Lines of data:
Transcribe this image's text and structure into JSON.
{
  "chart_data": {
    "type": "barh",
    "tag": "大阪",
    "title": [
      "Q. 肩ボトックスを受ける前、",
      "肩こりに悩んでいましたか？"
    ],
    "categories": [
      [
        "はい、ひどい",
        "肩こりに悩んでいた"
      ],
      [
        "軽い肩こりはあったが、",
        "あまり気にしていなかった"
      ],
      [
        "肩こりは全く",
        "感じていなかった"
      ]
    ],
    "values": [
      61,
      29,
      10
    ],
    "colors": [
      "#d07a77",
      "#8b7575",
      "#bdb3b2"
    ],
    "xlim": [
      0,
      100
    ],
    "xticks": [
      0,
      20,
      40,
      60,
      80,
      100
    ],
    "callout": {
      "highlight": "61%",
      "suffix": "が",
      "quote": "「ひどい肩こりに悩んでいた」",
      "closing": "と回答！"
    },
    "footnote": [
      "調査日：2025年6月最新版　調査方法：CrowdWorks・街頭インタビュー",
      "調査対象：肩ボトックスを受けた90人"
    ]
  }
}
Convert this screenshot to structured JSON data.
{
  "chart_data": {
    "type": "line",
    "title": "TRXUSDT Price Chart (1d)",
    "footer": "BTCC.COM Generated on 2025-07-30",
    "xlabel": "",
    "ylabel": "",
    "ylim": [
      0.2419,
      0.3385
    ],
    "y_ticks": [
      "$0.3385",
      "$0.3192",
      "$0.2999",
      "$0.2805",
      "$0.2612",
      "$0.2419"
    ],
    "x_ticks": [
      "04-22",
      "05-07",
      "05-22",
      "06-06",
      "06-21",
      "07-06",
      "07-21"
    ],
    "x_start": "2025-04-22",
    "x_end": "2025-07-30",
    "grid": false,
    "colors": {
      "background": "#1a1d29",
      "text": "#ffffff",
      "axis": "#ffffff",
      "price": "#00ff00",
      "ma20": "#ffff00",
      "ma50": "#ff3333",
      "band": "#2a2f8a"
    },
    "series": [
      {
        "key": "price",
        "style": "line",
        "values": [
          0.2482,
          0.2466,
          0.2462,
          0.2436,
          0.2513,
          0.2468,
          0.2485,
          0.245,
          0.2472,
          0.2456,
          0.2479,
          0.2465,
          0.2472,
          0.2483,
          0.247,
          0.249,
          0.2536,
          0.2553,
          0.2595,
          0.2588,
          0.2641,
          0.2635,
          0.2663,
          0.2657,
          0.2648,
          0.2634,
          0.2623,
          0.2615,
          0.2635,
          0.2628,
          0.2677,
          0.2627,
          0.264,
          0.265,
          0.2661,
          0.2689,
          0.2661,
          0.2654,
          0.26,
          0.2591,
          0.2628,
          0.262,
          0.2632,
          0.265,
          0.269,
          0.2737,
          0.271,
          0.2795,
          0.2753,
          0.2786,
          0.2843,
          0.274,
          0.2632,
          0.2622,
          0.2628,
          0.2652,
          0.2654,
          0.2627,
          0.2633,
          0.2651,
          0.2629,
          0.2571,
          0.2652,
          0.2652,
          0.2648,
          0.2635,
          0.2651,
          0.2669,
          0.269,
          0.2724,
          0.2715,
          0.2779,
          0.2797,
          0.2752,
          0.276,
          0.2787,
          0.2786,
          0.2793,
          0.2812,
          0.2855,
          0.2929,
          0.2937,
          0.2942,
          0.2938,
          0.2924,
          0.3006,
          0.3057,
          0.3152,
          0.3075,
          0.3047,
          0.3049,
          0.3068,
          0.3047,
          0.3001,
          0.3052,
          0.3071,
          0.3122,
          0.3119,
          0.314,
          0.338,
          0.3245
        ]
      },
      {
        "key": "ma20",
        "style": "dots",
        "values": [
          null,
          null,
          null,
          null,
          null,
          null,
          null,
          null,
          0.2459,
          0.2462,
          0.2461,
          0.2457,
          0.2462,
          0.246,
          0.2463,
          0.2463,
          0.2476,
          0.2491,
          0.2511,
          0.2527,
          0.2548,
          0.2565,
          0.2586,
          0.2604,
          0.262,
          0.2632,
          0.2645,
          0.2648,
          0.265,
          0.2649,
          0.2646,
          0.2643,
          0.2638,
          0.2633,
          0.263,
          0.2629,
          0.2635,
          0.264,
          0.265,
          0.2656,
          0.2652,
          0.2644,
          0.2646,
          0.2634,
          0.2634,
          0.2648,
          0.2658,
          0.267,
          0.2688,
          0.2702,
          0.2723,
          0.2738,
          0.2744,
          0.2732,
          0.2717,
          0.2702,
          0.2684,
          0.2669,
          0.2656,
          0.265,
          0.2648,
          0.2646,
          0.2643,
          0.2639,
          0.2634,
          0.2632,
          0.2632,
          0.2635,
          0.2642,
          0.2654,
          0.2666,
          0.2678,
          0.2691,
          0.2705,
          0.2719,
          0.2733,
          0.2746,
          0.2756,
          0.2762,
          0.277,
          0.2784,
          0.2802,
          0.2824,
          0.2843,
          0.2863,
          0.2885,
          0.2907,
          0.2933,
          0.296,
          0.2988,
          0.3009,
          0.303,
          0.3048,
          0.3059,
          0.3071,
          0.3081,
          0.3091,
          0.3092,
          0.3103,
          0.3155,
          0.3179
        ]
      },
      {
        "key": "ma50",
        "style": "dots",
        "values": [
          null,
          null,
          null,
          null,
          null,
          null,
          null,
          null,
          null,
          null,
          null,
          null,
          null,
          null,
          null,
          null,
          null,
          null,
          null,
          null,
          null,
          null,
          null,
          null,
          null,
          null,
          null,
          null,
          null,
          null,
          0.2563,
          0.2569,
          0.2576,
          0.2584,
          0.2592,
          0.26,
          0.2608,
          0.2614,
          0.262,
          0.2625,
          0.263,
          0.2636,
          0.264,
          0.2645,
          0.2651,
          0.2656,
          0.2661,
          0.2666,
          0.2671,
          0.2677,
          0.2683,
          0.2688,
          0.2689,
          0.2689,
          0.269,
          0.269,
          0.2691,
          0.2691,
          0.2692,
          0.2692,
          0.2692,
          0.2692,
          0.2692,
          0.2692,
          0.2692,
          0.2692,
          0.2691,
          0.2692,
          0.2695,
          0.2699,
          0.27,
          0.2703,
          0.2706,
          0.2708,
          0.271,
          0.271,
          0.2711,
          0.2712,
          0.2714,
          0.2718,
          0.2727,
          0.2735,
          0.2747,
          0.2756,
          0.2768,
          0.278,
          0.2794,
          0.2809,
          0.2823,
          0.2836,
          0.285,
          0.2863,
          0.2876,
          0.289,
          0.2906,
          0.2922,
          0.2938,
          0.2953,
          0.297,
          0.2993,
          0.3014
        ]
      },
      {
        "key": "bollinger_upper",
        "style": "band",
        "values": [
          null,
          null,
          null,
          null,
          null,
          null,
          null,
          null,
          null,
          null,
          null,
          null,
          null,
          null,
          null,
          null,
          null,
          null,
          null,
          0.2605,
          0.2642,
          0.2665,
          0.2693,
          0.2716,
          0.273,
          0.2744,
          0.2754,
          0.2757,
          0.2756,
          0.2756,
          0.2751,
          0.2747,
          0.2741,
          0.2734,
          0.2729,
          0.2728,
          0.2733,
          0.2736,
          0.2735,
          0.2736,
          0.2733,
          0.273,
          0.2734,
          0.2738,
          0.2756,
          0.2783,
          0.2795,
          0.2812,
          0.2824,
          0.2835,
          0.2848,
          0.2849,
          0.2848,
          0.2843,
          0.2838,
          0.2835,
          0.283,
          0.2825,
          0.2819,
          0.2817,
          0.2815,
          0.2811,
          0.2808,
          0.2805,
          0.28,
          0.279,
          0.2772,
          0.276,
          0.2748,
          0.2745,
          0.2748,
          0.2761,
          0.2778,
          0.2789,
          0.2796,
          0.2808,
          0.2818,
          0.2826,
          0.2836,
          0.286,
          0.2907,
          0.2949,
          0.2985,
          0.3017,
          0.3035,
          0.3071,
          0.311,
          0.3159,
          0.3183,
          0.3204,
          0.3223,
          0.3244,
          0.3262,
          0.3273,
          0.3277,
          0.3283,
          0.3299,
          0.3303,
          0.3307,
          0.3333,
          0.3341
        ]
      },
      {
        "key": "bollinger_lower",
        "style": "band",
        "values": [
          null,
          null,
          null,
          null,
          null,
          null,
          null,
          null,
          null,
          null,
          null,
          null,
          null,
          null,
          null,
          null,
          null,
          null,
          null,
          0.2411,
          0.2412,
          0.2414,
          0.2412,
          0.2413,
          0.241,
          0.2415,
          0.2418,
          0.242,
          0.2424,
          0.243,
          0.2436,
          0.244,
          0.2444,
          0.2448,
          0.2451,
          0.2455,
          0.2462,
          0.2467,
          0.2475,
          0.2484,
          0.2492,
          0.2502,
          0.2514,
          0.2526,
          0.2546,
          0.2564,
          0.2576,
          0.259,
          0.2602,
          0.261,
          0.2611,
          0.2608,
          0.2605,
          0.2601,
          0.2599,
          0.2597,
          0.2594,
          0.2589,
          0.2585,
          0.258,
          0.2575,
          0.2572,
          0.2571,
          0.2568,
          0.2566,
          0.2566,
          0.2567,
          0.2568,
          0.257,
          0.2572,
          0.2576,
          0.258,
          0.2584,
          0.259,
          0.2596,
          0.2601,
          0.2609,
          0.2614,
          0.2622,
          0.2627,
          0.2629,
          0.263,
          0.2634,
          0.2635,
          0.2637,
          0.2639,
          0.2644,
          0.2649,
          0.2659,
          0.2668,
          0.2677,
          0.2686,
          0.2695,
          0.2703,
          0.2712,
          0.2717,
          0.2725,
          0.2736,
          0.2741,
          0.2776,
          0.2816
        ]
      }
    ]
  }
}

### GIVEN TASK:
Give only the number of lines in the material above that hold the word "JSON".

### SOLVED PROBLEM:
2